▸ **Records supplied**
####################
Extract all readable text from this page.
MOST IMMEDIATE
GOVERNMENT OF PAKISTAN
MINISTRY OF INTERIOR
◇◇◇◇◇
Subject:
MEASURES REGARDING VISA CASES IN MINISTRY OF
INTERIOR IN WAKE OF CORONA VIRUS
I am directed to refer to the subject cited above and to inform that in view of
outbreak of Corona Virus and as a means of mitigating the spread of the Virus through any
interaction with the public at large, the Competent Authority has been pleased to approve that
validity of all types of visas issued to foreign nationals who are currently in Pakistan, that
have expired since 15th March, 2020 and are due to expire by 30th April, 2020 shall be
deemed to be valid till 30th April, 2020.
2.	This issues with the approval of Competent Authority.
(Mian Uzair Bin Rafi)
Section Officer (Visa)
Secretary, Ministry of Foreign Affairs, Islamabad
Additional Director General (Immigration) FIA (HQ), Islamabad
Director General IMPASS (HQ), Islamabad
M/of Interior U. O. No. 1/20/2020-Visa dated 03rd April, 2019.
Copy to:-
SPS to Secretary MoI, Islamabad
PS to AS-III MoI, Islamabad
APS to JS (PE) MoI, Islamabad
####################
▸ **Work task**
Retype the data exactly.

▸ **Exercise result**
Extract all readable text from this page.
MOST IMMEDIATE
GOVERNMENT OF PAKISTAN
MINISTRY OF INTERIOR
◇◇◇◇◇
Subject:
MEASURES REGARDING VISA CASES IN MINISTRY OF
INTERIOR IN WAKE OF CORONA VIRUS
I am directed to refer to the subject cited above and to inform that in view of
outbreak of Corona Virus and as a means of mitigating the spread of the Virus through any
interaction with the public at large, the Competent Authority has been pleased to approve that
validity of all types of visas issued to foreign nationals who are currently in Pakistan, that
have expired since 15th March, 2020 and are due to expire by 30th April, 2020 shall be
deemed to be valid till 30th April, 2020.
2.	This issues with the approval of Competent Authority.
(Mian Uzair Bin Rafi)
Section Officer (Visa)
Secretary, Ministry of Foreign Affairs, Islamabad
Additional Director General (Immigration) FIA (HQ), Islamabad
Director General IMPASS (HQ), Islamabad
M/of Interior U. O. No. 1/20/2020-Visa dated 03rd April, 2019.
Copy to:-
SPS to Secretary MoI, Islamabad
PS to AS-III MoI, Islamabad
APS to JS (PE) MoI, Islamabad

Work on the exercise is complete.